REQUEST =>
Lines that include the word "الله" are the ones to copy.

** begin INPUT ROWS **

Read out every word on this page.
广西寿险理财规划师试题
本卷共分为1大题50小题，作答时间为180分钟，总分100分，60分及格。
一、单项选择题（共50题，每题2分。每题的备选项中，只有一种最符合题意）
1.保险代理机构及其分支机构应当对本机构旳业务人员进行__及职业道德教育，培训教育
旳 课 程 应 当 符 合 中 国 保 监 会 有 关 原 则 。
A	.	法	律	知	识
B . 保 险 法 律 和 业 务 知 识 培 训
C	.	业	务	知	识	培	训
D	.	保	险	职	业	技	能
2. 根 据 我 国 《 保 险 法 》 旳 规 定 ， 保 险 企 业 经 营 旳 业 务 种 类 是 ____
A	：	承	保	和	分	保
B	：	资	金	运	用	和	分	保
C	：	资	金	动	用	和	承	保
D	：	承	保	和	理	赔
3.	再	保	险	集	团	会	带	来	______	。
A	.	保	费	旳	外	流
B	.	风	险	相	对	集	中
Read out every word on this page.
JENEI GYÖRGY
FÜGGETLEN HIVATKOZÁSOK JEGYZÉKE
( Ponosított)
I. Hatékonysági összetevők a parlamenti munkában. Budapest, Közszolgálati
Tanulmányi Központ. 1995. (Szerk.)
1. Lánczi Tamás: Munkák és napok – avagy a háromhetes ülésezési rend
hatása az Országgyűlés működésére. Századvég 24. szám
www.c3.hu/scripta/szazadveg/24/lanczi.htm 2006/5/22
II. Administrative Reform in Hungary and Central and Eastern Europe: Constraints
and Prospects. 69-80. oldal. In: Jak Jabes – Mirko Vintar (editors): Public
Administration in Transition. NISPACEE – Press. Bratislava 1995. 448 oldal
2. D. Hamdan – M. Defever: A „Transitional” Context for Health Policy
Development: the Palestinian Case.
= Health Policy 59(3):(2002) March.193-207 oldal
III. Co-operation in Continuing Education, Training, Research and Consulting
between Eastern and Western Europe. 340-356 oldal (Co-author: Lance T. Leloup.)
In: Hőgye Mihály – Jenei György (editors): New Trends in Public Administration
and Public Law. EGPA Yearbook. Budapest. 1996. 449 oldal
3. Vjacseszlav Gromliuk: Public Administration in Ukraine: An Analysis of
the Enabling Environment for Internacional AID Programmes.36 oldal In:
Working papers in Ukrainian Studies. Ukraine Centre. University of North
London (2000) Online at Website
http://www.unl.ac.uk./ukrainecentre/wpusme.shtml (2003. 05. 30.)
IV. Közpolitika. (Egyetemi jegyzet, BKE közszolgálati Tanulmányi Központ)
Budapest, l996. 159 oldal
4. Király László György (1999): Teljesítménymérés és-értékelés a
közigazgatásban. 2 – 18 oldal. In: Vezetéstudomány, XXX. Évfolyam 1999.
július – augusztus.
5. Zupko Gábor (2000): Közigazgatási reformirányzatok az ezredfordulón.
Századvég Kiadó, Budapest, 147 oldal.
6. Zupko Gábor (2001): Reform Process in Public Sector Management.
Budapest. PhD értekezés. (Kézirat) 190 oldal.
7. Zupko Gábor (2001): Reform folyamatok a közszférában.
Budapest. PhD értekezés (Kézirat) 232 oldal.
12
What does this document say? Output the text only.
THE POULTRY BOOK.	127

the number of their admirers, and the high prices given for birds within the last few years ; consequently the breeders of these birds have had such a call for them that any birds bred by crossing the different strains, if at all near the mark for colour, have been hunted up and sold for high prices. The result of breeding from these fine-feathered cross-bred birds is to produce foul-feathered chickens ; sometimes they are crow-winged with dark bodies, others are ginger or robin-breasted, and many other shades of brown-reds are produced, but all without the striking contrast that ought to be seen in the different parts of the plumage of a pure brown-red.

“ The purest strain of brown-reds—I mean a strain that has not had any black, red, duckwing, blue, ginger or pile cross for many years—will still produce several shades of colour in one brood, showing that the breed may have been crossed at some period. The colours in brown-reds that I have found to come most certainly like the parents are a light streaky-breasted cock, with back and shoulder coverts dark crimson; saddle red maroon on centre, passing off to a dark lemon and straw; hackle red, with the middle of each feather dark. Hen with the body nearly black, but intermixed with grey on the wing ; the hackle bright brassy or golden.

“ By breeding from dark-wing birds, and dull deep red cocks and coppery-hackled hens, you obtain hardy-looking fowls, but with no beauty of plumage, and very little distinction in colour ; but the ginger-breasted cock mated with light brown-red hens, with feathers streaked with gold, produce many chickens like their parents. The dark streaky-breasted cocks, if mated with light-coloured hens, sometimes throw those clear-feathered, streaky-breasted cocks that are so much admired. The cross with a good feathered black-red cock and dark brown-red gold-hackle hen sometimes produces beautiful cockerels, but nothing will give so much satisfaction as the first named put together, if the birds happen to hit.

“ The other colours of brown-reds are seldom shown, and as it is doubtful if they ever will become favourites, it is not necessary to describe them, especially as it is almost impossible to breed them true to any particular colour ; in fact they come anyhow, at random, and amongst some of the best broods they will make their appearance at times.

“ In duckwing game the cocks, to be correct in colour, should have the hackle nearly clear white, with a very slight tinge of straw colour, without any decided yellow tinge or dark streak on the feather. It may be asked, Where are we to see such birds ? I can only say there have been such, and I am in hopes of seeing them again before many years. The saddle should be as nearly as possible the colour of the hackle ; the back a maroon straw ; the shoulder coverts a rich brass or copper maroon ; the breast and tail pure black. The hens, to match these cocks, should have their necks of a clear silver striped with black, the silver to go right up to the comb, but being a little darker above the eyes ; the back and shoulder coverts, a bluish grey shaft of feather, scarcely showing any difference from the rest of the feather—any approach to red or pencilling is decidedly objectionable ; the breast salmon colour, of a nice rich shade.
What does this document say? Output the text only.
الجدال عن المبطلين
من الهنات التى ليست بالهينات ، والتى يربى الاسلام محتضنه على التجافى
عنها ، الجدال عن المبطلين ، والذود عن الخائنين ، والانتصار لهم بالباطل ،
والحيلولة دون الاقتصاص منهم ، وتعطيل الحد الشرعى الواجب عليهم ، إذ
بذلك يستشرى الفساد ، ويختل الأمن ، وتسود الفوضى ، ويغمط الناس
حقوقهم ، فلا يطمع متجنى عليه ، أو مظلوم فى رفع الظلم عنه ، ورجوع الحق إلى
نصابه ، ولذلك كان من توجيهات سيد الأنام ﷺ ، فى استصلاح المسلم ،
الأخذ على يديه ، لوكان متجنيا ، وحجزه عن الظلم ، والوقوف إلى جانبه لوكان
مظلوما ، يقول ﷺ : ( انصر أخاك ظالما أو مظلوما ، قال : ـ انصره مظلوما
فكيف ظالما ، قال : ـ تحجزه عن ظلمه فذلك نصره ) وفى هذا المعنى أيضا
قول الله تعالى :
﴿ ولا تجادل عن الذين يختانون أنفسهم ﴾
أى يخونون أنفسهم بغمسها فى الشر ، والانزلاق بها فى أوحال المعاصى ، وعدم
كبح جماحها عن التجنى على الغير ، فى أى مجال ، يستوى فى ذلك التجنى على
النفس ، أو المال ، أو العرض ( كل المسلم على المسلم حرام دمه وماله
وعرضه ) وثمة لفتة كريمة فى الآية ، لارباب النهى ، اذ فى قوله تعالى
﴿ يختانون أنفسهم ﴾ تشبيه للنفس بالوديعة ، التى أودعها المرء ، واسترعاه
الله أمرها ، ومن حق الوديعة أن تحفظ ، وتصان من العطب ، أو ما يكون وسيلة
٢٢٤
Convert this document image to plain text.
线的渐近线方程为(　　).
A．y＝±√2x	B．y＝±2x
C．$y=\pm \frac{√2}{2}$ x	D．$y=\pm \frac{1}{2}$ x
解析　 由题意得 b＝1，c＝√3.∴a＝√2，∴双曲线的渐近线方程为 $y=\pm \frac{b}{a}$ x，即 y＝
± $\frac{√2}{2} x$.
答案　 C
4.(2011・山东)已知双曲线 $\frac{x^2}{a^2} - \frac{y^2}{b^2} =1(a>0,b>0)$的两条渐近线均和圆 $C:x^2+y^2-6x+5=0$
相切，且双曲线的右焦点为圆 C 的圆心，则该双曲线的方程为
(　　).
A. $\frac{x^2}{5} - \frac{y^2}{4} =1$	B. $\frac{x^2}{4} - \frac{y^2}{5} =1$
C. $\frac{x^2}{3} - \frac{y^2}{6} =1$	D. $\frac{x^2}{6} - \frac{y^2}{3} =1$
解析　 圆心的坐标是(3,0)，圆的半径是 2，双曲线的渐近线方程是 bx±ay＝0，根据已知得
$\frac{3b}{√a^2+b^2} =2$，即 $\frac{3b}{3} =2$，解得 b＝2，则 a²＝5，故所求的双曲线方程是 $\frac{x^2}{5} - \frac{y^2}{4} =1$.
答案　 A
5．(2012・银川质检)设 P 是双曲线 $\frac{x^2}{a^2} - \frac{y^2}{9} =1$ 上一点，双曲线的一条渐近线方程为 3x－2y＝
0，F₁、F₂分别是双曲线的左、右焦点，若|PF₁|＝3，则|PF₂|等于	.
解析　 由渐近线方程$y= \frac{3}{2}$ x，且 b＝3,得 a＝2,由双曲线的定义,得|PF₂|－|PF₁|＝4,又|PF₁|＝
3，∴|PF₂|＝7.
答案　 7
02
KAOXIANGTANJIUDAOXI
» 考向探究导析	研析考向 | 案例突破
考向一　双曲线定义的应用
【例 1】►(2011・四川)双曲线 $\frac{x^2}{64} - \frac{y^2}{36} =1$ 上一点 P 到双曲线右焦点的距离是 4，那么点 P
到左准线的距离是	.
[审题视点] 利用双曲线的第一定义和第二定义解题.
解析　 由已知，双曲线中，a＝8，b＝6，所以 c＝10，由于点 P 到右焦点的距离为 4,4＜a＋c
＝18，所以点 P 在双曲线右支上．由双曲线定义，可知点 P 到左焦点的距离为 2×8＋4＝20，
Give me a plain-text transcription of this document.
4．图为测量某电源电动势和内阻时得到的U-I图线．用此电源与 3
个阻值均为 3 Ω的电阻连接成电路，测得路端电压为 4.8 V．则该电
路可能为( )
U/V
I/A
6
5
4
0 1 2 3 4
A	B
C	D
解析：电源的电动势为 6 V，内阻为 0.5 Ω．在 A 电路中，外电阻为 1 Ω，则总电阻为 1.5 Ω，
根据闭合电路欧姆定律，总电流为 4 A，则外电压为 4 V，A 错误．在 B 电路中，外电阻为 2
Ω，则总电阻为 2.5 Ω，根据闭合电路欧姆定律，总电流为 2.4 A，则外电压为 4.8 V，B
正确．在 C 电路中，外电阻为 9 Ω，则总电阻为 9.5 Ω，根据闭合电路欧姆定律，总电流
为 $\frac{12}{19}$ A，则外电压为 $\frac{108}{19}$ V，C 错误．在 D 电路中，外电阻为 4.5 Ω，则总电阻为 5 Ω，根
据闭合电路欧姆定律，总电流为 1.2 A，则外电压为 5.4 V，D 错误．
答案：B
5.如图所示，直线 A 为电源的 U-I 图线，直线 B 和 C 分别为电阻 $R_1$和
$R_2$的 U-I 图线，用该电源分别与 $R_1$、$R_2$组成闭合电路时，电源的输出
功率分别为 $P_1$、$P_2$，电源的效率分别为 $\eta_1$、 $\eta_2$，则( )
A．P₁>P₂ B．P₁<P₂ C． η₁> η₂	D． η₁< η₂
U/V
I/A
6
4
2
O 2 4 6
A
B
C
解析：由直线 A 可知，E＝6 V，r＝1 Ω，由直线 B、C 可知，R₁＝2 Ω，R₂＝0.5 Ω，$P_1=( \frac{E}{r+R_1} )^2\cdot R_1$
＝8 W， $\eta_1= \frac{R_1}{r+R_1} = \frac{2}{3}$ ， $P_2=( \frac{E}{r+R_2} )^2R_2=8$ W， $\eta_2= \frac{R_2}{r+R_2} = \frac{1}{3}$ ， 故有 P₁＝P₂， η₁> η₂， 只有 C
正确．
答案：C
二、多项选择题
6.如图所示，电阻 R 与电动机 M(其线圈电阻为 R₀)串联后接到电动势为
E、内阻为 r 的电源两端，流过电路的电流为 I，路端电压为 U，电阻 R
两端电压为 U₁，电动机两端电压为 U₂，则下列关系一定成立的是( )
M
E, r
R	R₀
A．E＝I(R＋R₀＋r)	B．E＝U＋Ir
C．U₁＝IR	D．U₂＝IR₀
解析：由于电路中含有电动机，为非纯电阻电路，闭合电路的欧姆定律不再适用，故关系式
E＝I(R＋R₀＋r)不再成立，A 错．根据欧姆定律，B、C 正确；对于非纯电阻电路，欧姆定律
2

** end INPUT ROWS **

OUTPUT FOR THIS EXERCISE =>
قول الله تعالى :
الله أمرها ، ومن حق الوديعة أن تحفظ ، وتصان من العطب ، أو ما يكون وسيلة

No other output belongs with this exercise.